■ THE REQUEST
Check each line of the material. Copy those containing "this".

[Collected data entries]
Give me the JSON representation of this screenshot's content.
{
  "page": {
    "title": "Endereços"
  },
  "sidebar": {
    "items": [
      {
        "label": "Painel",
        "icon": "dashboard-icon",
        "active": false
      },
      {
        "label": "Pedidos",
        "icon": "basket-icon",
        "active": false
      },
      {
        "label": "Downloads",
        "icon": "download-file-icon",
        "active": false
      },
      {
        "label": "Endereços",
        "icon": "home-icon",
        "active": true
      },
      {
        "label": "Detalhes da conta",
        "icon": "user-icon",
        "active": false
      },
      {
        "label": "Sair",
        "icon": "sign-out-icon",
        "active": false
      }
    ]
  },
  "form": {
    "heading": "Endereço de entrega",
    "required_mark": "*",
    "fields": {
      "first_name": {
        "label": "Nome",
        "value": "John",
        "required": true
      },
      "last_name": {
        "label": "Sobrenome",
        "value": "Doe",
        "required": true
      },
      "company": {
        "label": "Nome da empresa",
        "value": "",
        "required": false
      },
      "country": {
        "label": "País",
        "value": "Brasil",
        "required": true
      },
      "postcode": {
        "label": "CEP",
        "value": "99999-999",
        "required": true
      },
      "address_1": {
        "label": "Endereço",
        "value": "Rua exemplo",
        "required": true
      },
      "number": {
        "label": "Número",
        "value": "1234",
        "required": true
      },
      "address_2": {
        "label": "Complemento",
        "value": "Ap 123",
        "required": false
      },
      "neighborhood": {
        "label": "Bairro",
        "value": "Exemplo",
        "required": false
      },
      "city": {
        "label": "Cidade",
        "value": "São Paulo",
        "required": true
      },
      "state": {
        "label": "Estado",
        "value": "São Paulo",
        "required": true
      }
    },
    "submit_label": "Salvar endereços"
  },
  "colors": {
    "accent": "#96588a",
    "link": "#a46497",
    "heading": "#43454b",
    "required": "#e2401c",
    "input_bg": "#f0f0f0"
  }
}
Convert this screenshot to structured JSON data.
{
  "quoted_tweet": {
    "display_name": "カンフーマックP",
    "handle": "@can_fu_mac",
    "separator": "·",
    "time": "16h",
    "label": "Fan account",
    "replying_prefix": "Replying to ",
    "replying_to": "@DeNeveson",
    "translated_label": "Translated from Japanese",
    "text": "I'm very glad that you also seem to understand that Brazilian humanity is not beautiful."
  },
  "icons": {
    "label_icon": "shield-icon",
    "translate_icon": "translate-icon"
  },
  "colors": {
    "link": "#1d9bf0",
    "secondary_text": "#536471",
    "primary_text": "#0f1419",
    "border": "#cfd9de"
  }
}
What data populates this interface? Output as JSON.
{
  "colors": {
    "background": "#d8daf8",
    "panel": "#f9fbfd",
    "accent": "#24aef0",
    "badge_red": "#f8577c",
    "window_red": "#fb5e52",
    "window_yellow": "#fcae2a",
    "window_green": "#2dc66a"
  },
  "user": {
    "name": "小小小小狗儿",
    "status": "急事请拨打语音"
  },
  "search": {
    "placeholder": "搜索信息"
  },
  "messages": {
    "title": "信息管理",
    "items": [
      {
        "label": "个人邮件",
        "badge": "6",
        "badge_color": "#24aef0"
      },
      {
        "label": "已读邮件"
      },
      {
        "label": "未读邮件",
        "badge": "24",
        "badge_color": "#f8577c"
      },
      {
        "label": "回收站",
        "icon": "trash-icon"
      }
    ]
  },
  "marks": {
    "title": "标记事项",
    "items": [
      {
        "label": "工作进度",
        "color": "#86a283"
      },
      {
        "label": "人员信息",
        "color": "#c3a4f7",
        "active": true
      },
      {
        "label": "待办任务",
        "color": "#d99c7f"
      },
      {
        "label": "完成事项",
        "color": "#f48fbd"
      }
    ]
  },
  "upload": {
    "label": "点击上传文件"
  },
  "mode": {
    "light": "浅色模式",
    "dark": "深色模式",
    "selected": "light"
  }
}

■ OUTPUT
Give me the JSON representation of this screenshot's content.
Convert this screenshot to structured JSON data.
What data populates this interface? Output as JSON.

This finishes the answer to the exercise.